-- Set task --
Identify and pull out each line of the entries in which "Chair" occurs.
## Begin Supplied records
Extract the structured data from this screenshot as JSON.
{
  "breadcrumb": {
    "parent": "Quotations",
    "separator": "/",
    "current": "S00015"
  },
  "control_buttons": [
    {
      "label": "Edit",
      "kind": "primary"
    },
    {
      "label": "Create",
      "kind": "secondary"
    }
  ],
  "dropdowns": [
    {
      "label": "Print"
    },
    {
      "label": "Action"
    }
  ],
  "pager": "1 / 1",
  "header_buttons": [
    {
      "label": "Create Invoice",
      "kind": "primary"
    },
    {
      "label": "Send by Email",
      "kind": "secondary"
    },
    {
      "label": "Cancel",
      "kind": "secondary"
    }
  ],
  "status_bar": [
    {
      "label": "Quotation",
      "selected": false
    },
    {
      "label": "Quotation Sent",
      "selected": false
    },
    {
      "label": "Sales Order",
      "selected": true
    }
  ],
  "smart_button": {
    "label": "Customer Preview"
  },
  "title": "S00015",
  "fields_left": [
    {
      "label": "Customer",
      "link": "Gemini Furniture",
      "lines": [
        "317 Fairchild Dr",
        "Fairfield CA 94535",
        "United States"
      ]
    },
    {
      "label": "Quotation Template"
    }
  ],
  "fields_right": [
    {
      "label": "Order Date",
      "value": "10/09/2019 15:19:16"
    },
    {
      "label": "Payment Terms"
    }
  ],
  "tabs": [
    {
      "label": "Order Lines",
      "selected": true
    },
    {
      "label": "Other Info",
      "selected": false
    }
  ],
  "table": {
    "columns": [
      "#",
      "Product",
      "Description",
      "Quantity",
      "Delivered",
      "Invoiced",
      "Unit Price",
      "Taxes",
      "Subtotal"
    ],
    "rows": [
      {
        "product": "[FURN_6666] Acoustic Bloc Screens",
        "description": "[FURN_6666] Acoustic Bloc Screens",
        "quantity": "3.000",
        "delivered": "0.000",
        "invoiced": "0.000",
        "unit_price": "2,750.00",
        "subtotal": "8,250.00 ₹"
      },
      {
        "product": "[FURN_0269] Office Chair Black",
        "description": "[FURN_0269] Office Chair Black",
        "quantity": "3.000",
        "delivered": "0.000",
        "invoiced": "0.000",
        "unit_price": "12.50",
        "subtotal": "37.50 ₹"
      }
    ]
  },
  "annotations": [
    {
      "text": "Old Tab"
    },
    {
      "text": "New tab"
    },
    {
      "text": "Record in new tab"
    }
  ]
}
## End Supplied records
-- Answer --
        "product": "[FURN_0269] Office Chair Black",
        "description": "[FURN_0269] Office Chair Black",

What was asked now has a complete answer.